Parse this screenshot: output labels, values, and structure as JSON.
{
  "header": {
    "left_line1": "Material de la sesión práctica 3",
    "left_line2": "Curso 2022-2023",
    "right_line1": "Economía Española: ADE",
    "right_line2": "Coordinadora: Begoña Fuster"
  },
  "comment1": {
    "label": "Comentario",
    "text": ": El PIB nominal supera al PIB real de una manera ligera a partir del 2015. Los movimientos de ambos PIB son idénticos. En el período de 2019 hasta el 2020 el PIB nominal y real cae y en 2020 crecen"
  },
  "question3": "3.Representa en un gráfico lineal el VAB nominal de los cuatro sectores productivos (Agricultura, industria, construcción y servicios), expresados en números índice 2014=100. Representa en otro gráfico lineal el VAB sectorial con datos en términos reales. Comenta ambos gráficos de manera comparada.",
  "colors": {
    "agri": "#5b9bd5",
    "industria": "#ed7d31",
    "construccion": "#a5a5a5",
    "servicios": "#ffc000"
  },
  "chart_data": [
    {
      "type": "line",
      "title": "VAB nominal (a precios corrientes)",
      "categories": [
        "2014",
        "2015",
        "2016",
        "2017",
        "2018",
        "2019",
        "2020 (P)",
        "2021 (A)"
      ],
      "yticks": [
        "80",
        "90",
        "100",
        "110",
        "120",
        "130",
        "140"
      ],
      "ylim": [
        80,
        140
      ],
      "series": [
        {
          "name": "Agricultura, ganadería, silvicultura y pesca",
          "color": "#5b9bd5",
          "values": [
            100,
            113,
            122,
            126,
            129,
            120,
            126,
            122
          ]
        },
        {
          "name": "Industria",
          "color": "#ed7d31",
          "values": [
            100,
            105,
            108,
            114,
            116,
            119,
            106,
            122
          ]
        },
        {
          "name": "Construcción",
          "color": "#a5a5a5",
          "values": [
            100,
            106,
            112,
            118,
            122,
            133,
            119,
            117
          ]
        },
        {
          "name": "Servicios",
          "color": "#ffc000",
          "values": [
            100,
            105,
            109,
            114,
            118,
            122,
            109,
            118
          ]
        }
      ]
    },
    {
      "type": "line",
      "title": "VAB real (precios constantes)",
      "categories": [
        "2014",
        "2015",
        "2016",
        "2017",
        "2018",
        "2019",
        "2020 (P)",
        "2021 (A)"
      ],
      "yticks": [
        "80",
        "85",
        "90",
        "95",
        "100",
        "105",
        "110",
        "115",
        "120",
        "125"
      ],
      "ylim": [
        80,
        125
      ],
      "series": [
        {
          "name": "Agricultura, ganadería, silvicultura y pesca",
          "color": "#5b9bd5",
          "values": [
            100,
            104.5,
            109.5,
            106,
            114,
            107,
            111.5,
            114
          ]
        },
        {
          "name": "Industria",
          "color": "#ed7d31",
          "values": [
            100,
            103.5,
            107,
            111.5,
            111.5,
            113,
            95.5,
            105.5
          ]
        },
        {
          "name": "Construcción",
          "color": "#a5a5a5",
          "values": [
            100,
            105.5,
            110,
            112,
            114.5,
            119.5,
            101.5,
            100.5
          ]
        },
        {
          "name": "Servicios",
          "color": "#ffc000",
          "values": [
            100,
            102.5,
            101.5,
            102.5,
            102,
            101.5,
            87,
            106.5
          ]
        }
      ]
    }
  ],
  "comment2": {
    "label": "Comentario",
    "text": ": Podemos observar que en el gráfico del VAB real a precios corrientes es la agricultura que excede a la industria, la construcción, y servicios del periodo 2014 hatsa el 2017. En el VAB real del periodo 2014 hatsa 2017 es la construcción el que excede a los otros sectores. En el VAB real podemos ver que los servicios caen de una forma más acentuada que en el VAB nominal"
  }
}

····················

Exercise requirements: Extract the full set of entries word for word.

Output of the exercise:
Parse this screenshot: output labels, values, and structure as JSON.
{
  "header": {
    "left_line1": "Material de la sesión práctica 3",
    "left_line2": "Curso 2022-2023",
    "right_line1": "Economía Española: ADE",
    "right_line2": "Coordinadora: Begoña Fuster"
  },
  "comment1": {
    "label": "Comentario",
    "text": ": El PIB nominal supera al PIB real de una manera ligera a partir del 2015. Los movimientos de ambos PIB son idénticos. En el período de 2019 hasta el 2020 el PIB nominal y real cae y en 2020 crecen"
  },
  "question3": "3.Representa en un gráfico lineal el VAB nominal de los cuatro sectores productivos (Agricultura, industria, construcción y servicios), expresados en números índice 2014=100. Representa en otro gráfico lineal el VAB sectorial con datos en términos reales. Comenta ambos gráficos de manera comparada.",
  "colors": {
    "agri": "#5b9bd5",
    "industria": "#ed7d31",
    "construccion": "#a5a5a5",
    "servicios": "#ffc000"
  },
  "chart_data": [
    {
      "type": "line",
      "title": "VAB nominal (a precios corrientes)",
      "categories": [
        "2014",
        "2015",
        "2016",
        "2017",
        "2018",
        "2019",
        "2020 (P)",
        "2021 (A)"
      ],
      "yticks": [
        "80",
        "90",
        "100",
        "110",
        "120",
        "130",
        "140"
      ],
      "ylim": [
        80,
        140
      ],
      "series": [
        {
          "name": "Agricultura, ganadería, silvicultura y pesca",
          "color": "#5b9bd5",
          "values": [
            100,
            113,
            122,
            126,
            129,
            120,
            126,
            122
          ]
        },
        {
          "name": "Industria",
          "color": "#ed7d31",
          "values": [
            100,
            105,
            108,
            114,
            116,
            119,
            106,
            122
          ]
        },
        {
          "name": "Construcción",
          "color": "#a5a5a5",
          "values": [
            100,
            106,
            112,
            118,
            122,
            133,
            119,
            117
          ]
        },
        {
          "name": "Servicios",
          "color": "#ffc000",
          "values": [
            100,
            105,
            109,
            114,
            118,
            122,
            109,
            118
          ]
        }
      ]
    },
    {
      "type": "line",
      "title": "VAB real (precios constantes)",
      "categories": [
        "2014",
        "2015",
        "2016",
        "2017",
        "2018",
        "2019",
        "2020 (P)",
        "2021 (A)"
      ],
      "yticks": [
        "80",
        "85",
        "90",
        "95",
        "100",
        "105",
        "110",
        "115",
        "120",
        "125"
      ],
      "ylim": [
        80,
        125
      ],
      "series": [
        {
          "name": "Agricultura, ganadería, silvicultura y pesca",
          "color": "#5b9bd5",
          "values": [
            100,
            104.5,
            109.5,
            106,
            114,
            107,
            111.5,
            114
          ]
        },
        {
          "name": "Industria",
          "color": "#ed7d31",
          "values": [
            100,
            103.5,
            107,
            111.5,
            111.5,
            113,
            95.5,
            105.5
          ]
        },
        {
          "name": "Construcción",
          "color": "#a5a5a5",
          "values": [
            100,
            105.5,
            110,
            112,
            114.5,
            119.5,
            101.5,
            100.5
          ]
        },
        {
          "name": "Servicios",
          "color": "#ffc000",
          "values": [
            100,
            102.5,
            101.5,
            102.5,
            102,
            101.5,
            87,
            106.5
          ]
        }
      ]
    }
  ],
  "comment2": {
    "label": "Comentario",
    "text": ": Podemos observar que en el gráfico del VAB real a precios corrientes es la agricultura que excede a la industria, la construcción, y servicios del periodo 2014 hatsa el 2017. En el VAB real del periodo 2014 hatsa 2017 es la construcción el que excede a los otros sectores. En el VAB real podemos ver que los servicios caen de una forma más acentuada que en el VAB nominal"
  }
}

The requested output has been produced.